Dataset rows about figures ::
########

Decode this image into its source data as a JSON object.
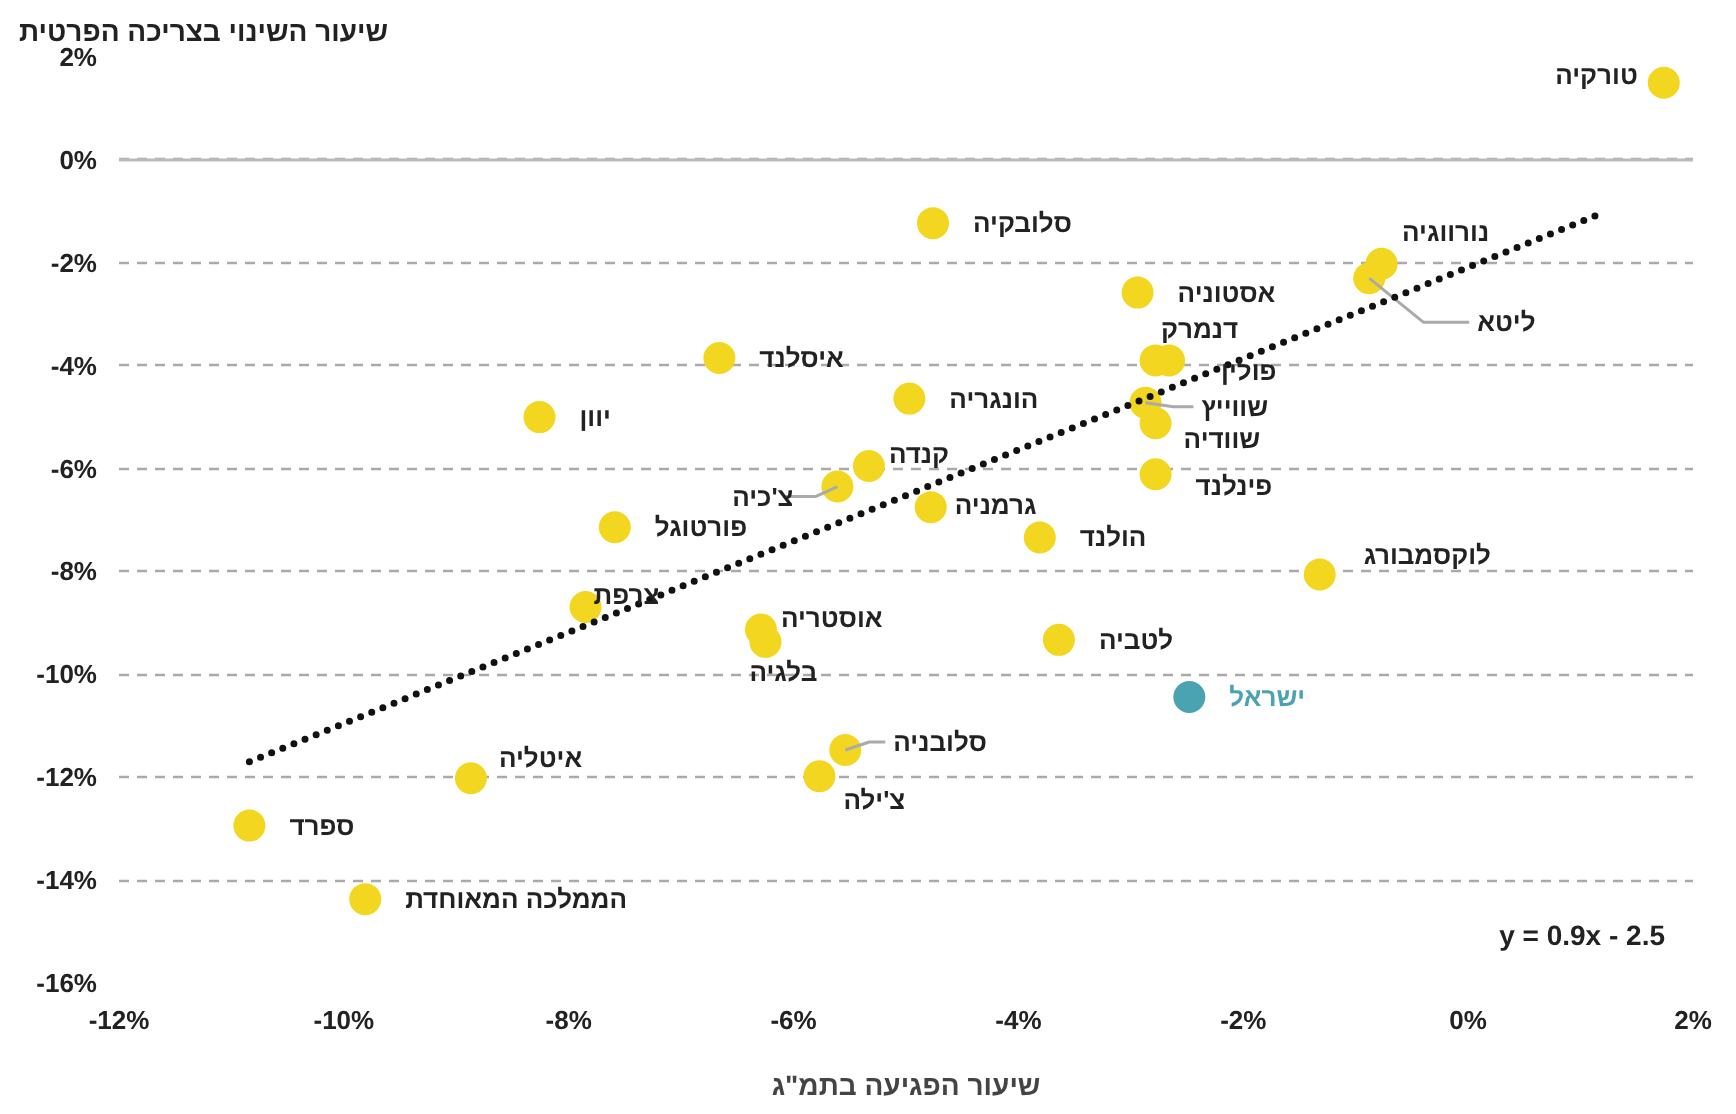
{
  "chart_data": {
    "type": "scatter",
    "ylabel": "שיעור השינוי בצריכה הפרטית",
    "xlabel": "שיעור הפגיעה בתמ\"ג",
    "xlim": [
      -12,
      2
    ],
    "ylim": [
      -16,
      2
    ],
    "xticks": [
      {
        "value": -12,
        "label": "-12%"
      },
      {
        "value": -10,
        "label": "-10%"
      },
      {
        "value": -8,
        "label": "-8%"
      },
      {
        "value": -6,
        "label": "-6%"
      },
      {
        "value": -4,
        "label": "-4%"
      },
      {
        "value": -2,
        "label": "-2%"
      },
      {
        "value": 0,
        "label": "0%"
      },
      {
        "value": 2,
        "label": "2%"
      }
    ],
    "yticks": [
      {
        "value": 2,
        "label": "2%"
      },
      {
        "value": 0,
        "label": "0%"
      },
      {
        "value": -2,
        "label": "-2%"
      },
      {
        "value": -4,
        "label": "-4%"
      },
      {
        "value": -6,
        "label": "-6%"
      },
      {
        "value": -8,
        "label": "-8%"
      },
      {
        "value": -10,
        "label": "-10%"
      },
      {
        "value": -12,
        "label": "-12%"
      },
      {
        "value": -14,
        "label": "-14%"
      },
      {
        "value": -16,
        "label": "-16%"
      }
    ],
    "grid": "y",
    "legend": false,
    "marker": "circle",
    "ref_lines": [
      {
        "axis": "y",
        "value": 0,
        "color": "#bbbbbb",
        "line_style": "solid"
      }
    ],
    "annotations": [
      "y = 0.9x - 2.5"
    ],
    "series": [
      {
        "name": "טורקיה",
        "color": "#f2d61f",
        "x": [
          1.74
        ],
        "values": [
          1.5
        ]
      },
      {
        "name": "סלובקיה",
        "color": "#f2d61f",
        "x": [
          -4.76
        ],
        "values": [
          -1.23
        ]
      },
      {
        "name": "נורווגיה",
        "color": "#f2d61f",
        "x": [
          -0.77
        ],
        "values": [
          -2.02
        ]
      },
      {
        "name": "ליטא",
        "color": "#f2d61f",
        "x": [
          -0.88
        ],
        "values": [
          -2.3
        ]
      },
      {
        "name": "אסטוניה",
        "color": "#f2d61f",
        "x": [
          -2.94
        ],
        "values": [
          -2.58
        ]
      },
      {
        "name": "דנמרק",
        "color": "#f2d61f",
        "x": [
          -2.78
        ],
        "values": [
          -3.9
        ]
      },
      {
        "name": "פולין",
        "color": "#f2d61f",
        "x": [
          -2.66
        ],
        "values": [
          -3.9
        ]
      },
      {
        "name": "איסלנד",
        "color": "#f2d61f",
        "x": [
          -6.66
        ],
        "values": [
          -3.85
        ]
      },
      {
        "name": "הונגריה",
        "color": "#f2d61f",
        "x": [
          -4.97
        ],
        "values": [
          -4.64
        ]
      },
      {
        "name": "שווייץ",
        "color": "#f2d61f",
        "x": [
          -2.87
        ],
        "values": [
          -4.72
        ]
      },
      {
        "name": "שוודיה",
        "color": "#f2d61f",
        "x": [
          -2.78
        ],
        "values": [
          -5.12
        ]
      },
      {
        "name": "יוון",
        "color": "#f2d61f",
        "x": [
          -8.26
        ],
        "values": [
          -5.0
        ]
      },
      {
        "name": "קנדה",
        "color": "#f2d61f",
        "x": [
          -5.33
        ],
        "values": [
          -5.95
        ]
      },
      {
        "name": "צ'כיה",
        "color": "#f2d61f",
        "x": [
          -5.61
        ],
        "values": [
          -6.35
        ]
      },
      {
        "name": "גרמניה",
        "color": "#f2d61f",
        "x": [
          -4.78
        ],
        "values": [
          -6.75
        ]
      },
      {
        "name": "פינלנד",
        "color": "#f2d61f",
        "x": [
          -2.78
        ],
        "values": [
          -6.11
        ]
      },
      {
        "name": "פורטוגל",
        "color": "#f2d61f",
        "x": [
          -7.59
        ],
        "values": [
          -7.14
        ]
      },
      {
        "name": "הולנד",
        "color": "#f2d61f",
        "x": [
          -3.81
        ],
        "values": [
          -7.34
        ]
      },
      {
        "name": "לוקסמבורג",
        "color": "#f2d61f",
        "x": [
          -1.32
        ],
        "values": [
          -8.06
        ]
      },
      {
        "name": "צרפת",
        "color": "#f2d61f",
        "x": [
          -7.85
        ],
        "values": [
          -8.69
        ]
      },
      {
        "name": "אוסטריה",
        "color": "#f2d61f",
        "x": [
          -6.29
        ],
        "values": [
          -9.13
        ]
      },
      {
        "name": "בלגיה",
        "color": "#f2d61f",
        "x": [
          -6.25
        ],
        "values": [
          -9.37
        ]
      },
      {
        "name": "לטביה",
        "color": "#f2d61f",
        "x": [
          -3.64
        ],
        "values": [
          -9.33
        ]
      },
      {
        "name": "ישראל",
        "color": "#4aa3b0",
        "x": [
          -2.48
        ],
        "values": [
          -10.44
        ]
      },
      {
        "name": "סלובניה",
        "color": "#f2d61f",
        "x": [
          -5.54
        ],
        "values": [
          -11.47
        ]
      },
      {
        "name": "צ'ילה",
        "color": "#f2d61f",
        "x": [
          -5.77
        ],
        "values": [
          -11.98
        ]
      },
      {
        "name": "איטליה",
        "color": "#f2d61f",
        "x": [
          -8.87
        ],
        "values": [
          -12.02
        ]
      },
      {
        "name": "ספרד",
        "color": "#f2d61f",
        "x": [
          -10.84
        ],
        "values": [
          -12.94
        ]
      },
      {
        "name": "הממלכה המאוחדת",
        "color": "#f2d61f",
        "x": [
          -9.81
        ],
        "values": [
          -14.37
        ]
      },
      {
        "type": "line",
        "color": "#111111",
        "line_style": "dotted",
        "marker": "none",
        "x": [
          -10.84,
          1.15
        ],
        "values": [
          -11.7,
          -1.07
        ]
      }
    ]
  }
}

########

Exercise description :: Copy out the data above exactly, except the pictures.

Completed exercise ::
Decode this image into its source data as a JSON object.
{
  "chart_data": {
    "type": "scatter",
    "ylabel": "שיעור השינוי בצריכה הפרטית",
    "xlabel": "שיעור הפגיעה בתמ\"ג",
    "xlim": [
      -12,
      2
    ],
    "ylim": [
      -16,
      2
    ],
    "xticks": [
      {
        "value": -12,
        "label": "-12%"
      },
      {
        "value": -10,
        "label": "-10%"
      },
      {
        "value": -8,
        "label": "-8%"
      },
      {
        "value": -6,
        "label": "-6%"
      },
      {
        "value": -4,
        "label": "-4%"
      },
      {
        "value": -2,
        "label": "-2%"
      },
      {
        "value": 0,
        "label": "0%"
      },
      {
        "value": 2,
        "label": "2%"
      }
    ],
    "yticks": [
      {
        "value": 2,
        "label": "2%"
      },
      {
        "value": 0,
        "label": "0%"
      },
      {
        "value": -2,
        "label": "-2%"
      },
      {
        "value": -4,
        "label": "-4%"
      },
      {
        "value": -6,
        "label": "-6%"
      },
      {
        "value": -8,
        "label": "-8%"
      },
      {
        "value": -10,
        "label": "-10%"
      },
      {
        "value": -12,
        "label": "-12%"
      },
      {
        "value": -14,
        "label": "-14%"
      },
      {
        "value": -16,
        "label": "-16%"
      }
    ],
    "grid": "y",
    "legend": false,
    "marker": "circle",
    "ref_lines": [
      {
        "axis": "y",
        "value": 0,
        "color": "#bbbbbb",
        "line_style": "solid"
      }
    ],
    "annotations": [
      "y = 0.9x - 2.5"
    ],
    "series": [
      {
        "name": "טורקיה",
        "color": "#f2d61f",
        "x": [
          1.74
        ],
        "values": [
          1.5
        ]
      },
      {
        "name": "סלובקיה",
        "color": "#f2d61f",
        "x": [
          -4.76
        ],
        "values": [
          -1.23
        ]
      },
      {
        "name": "נורווגיה",
        "color": "#f2d61f",
        "x": [
          -0.77
        ],
        "values": [
          -2.02
        ]
      },
      {
        "name": "ליטא",
        "color": "#f2d61f",
        "x": [
          -0.88
        ],
        "values": [
          -2.3
        ]
      },
      {
        "name": "אסטוניה",
        "color": "#f2d61f",
        "x": [
          -2.94
        ],
        "values": [
          -2.58
        ]
      },
      {
        "name": "דנמרק",
        "color": "#f2d61f",
        "x": [
          -2.78
        ],
        "values": [
          -3.9
        ]
      },
      {
        "name": "פולין",
        "color": "#f2d61f",
        "x": [
          -2.66
        ],
        "values": [
          -3.9
        ]
      },
      {
        "name": "איסלנד",
        "color": "#f2d61f",
        "x": [
          -6.66
        ],
        "values": [
          -3.85
        ]
      },
      {
        "name": "הונגריה",
        "color": "#f2d61f",
        "x": [
          -4.97
        ],
        "values": [
          -4.64
        ]
      },
      {
        "name": "שווייץ",
        "color": "#f2d61f",
        "x": [
          -2.87
        ],
        "values": [
          -4.72
        ]
      },
      {
        "name": "שוודיה",
        "color": "#f2d61f",
        "x": [
          -2.78
        ],
        "values": [
          -5.12
        ]
      },
      {
        "name": "יוון",
        "color": "#f2d61f",
        "x": [
          -8.26
        ],
        "values": [
          -5.0
        ]
      },
      {
        "name": "קנדה",
        "color": "#f2d61f",
        "x": [
          -5.33
        ],
        "values": [
          -5.95
        ]
      },
      {
        "name": "צ'כיה",
        "color": "#f2d61f",
        "x": [
          -5.61
        ],
        "values": [
          -6.35
        ]
      },
      {
        "name": "גרמניה",
        "color": "#f2d61f",
        "x": [
          -4.78
        ],
        "values": [
          -6.75
        ]
      },
      {
        "name": "פינלנד",
        "color": "#f2d61f",
        "x": [
          -2.78
        ],
        "values": [
          -6.11
        ]
      },
      {
        "name": "פורטוגל",
        "color": "#f2d61f",
        "x": [
          -7.59
        ],
        "values": [
          -7.14
        ]
      },
      {
        "name": "הולנד",
        "color": "#f2d61f",
        "x": [
          -3.81
        ],
        "values": [
          -7.34
        ]
      },
      {
        "name": "לוקסמבורג",
        "color": "#f2d61f",
        "x": [
          -1.32
        ],
        "values": [
          -8.06
        ]
      },
      {
        "name": "צרפת",
        "color": "#f2d61f",
        "x": [
          -7.85
        ],
        "values": [
          -8.69
        ]
      },
      {
        "name": "אוסטריה",
        "color": "#f2d61f",
        "x": [
          -6.29
        ],
        "values": [
          -9.13
        ]
      },
      {
        "name": "בלגיה",
        "color": "#f2d61f",
        "x": [
          -6.25
        ],
        "values": [
          -9.37
        ]
      },
      {
        "name": "לטביה",
        "color": "#f2d61f",
        "x": [
          -3.64
        ],
        "values": [
          -9.33
        ]
      },
      {
        "name": "ישראל",
        "color": "#4aa3b0",
        "x": [
          -2.48
        ],
        "values": [
          -10.44
        ]
      },
      {
        "name": "סלובניה",
        "color": "#f2d61f",
        "x": [
          -5.54
        ],
        "values": [
          -11.47
        ]
      },
      {
        "name": "צ'ילה",
        "color": "#f2d61f",
        "x": [
          -5.77
        ],
        "values": [
          -11.98
        ]
      },
      {
        "name": "איטליה",
        "color": "#f2d61f",
        "x": [
          -8.87
        ],
        "values": [
          -12.02
        ]
      },
      {
        "name": "ספרד",
        "color": "#f2d61f",
        "x": [
          -10.84
        ],
        "values": [
          -12.94
        ]
      },
      {
        "name": "הממלכה המאוחדת",
        "color": "#f2d61f",
        "x": [
          -9.81
        ],
        "values": [
          -14.37
        ]
      },
      {
        "type": "line",
        "color": "#111111",
        "line_style": "dotted",
        "marker": "none",
        "x": [
          -10.84,
          1.15
        ],
        "values": [
          -11.7,
          -1.07
        ]
      }
    ]
  }
}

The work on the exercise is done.